STATED PROBLEM
Repeat each record exactly. Any picture gets left out.

DATA FOR THE TASK
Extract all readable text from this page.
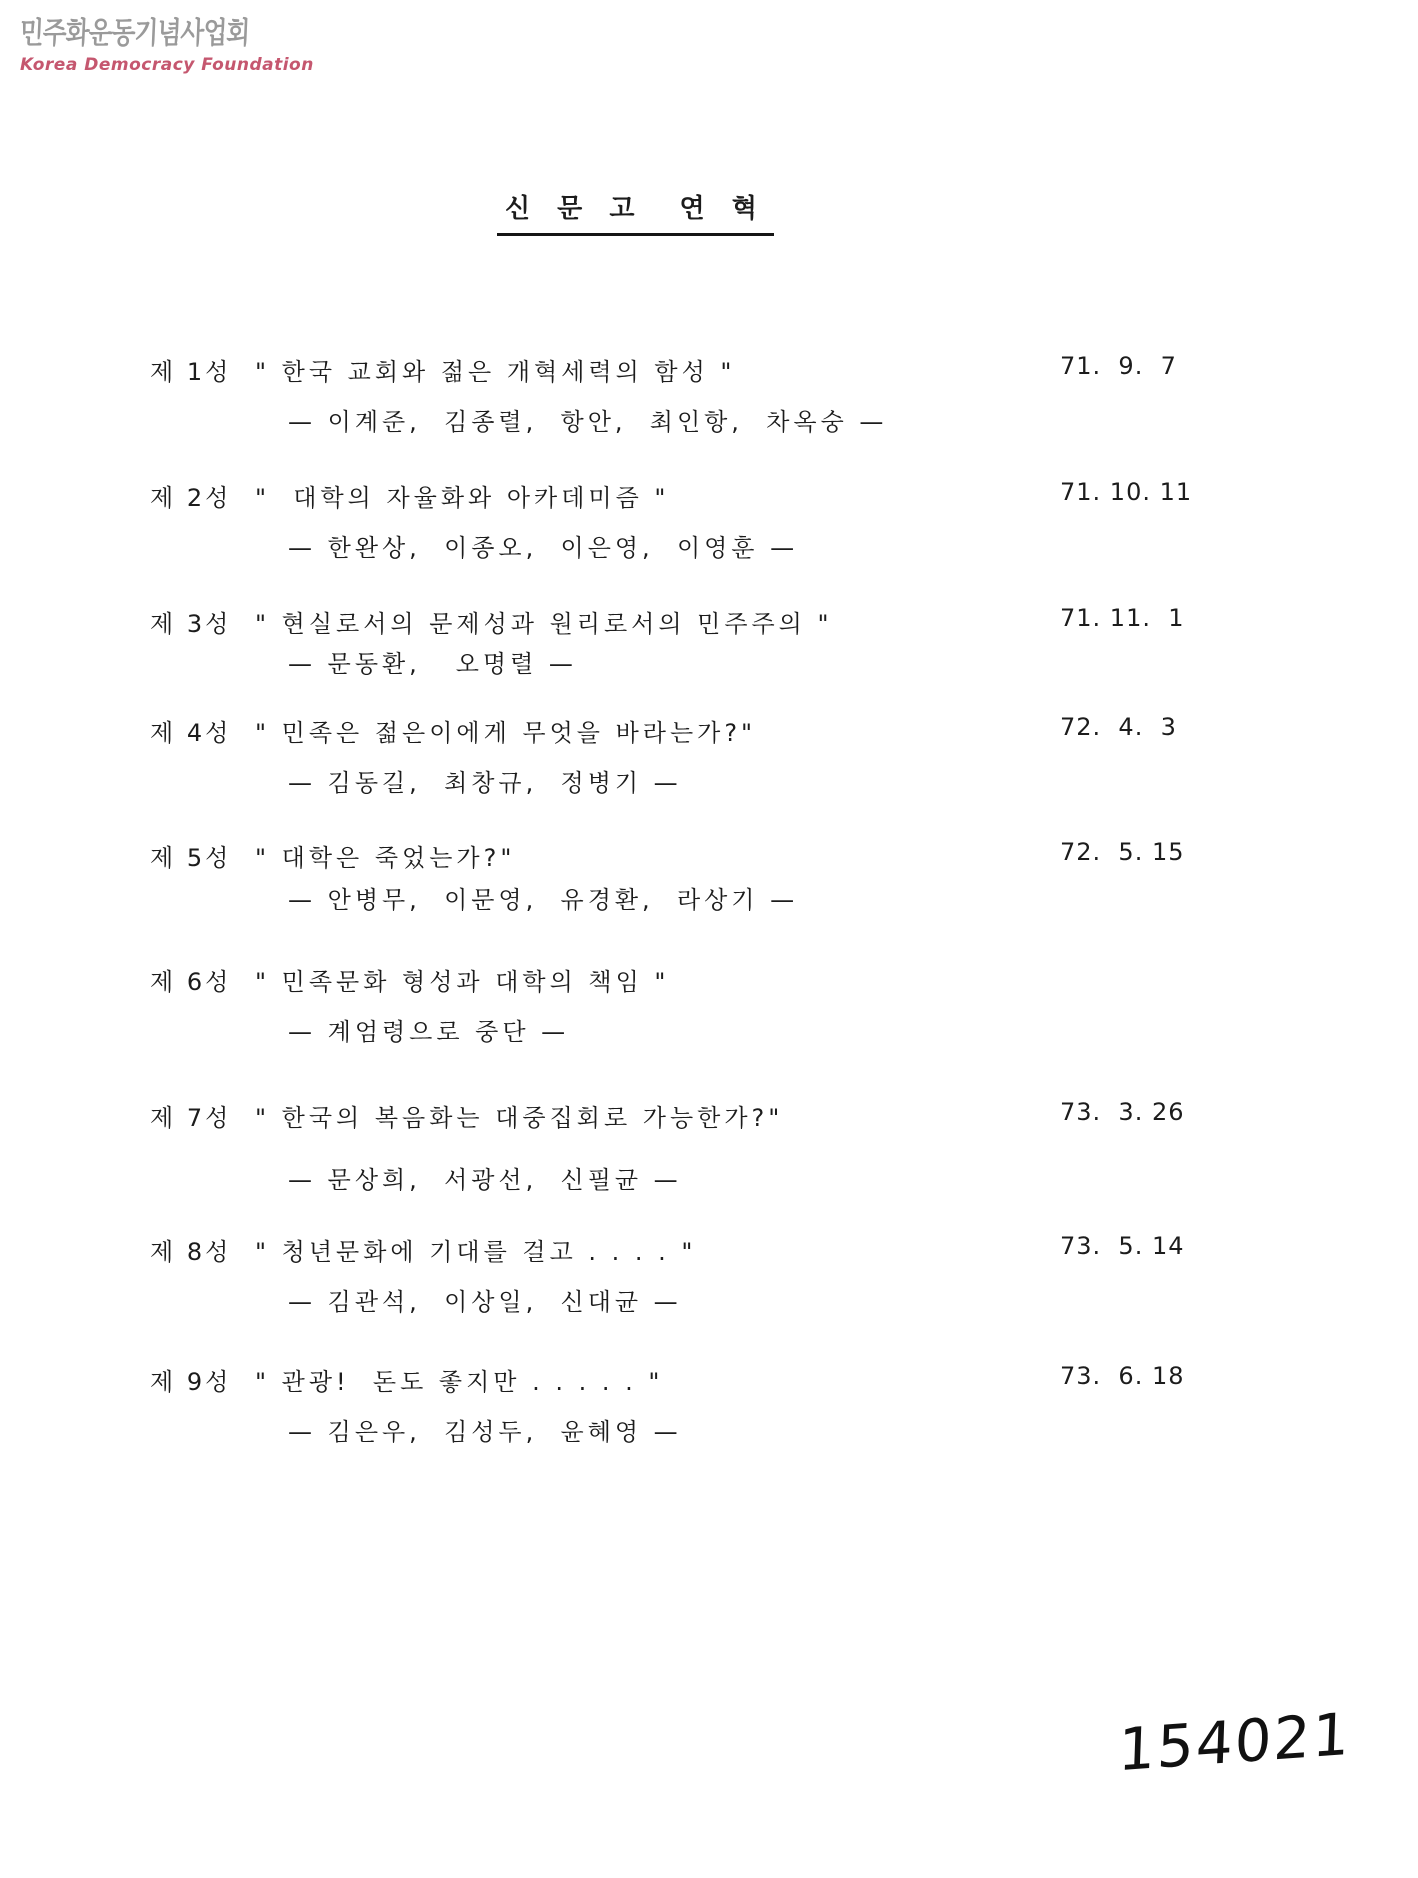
민주화운동기념사업회
Korea Democracy Foundation
신 문 고  연 혁
제 1성 " 한국 교회와 젊은 개혁세력의 함성 "	71.  9.  7
— 이계준,  김종렬,  항안,  최인항,  차옥숭 —
제 2성 "  대학의 자율화와 아카데미즘 "	71. 10. 11
— 한완상,  이종오,  이은영,  이영훈 —
제 3성 " 현실로서의 문제성과 원리로서의 민주주의 "	71. 11.  1
— 문동환,   오명렬 —
제 4성 " 민족은 젊은이에게 무엇을 바라는가?"	72.  4.  3
— 김동길,  최창규,  정병기 —
제 5성 " 대학은 죽었는가?"	72.  5. 15
— 안병무,  이문영,  유경환,  라상기 —
제 6성 " 민족문화 형성과 대학의 책임 "
— 계엄령으로 중단 —
제 7성 " 한국의 복음화는 대중집회로 가능한가?"	73.  3. 26
— 문상희,  서광선,  신필균 —
제 8성 " 청년문화에 기대를 걸고 . . . . "	73.  5. 14
— 김관석,  이상일,  신대균 —
제 9성 " 관광!  돈도 좋지만 . . . . . "	73.  6. 18
— 김은우,  김성두,  윤혜영 —
154021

IN RESPONSE
Extract all readable text from this page.
민주화운동기념사업회
Korea Democracy Foundation
신 문 고  연 혁
제 1성 " 한국 교회와 젊은 개혁세력의 함성 "	71.  9.  7
— 이계준,  김종렬,  항안,  최인항,  차옥숭 —
제 2성 "  대학의 자율화와 아카데미즘 "	71. 10. 11
— 한완상,  이종오,  이은영,  이영훈 —
제 3성 " 현실로서의 문제성과 원리로서의 민주주의 "	71. 11.  1
— 문동환,   오명렬 —
제 4성 " 민족은 젊은이에게 무엇을 바라는가?"	72.  4.  3
— 김동길,  최창규,  정병기 —
제 5성 " 대학은 죽었는가?"	72.  5. 15
— 안병무,  이문영,  유경환,  라상기 —
제 6성 " 민족문화 형성과 대학의 책임 "
— 계엄령으로 중단 —
제 7성 " 한국의 복음화는 대중집회로 가능한가?"	73.  3. 26
— 문상희,  서광선,  신필균 —
제 8성 " 청년문화에 기대를 걸고 . . . . "	73.  5. 14
— 김관석,  이상일,  신대균 —
제 9성 " 관광!  돈도 좋지만 . . . . . "	73.  6. 18
— 김은우,  김성두,  윤혜영 —
154021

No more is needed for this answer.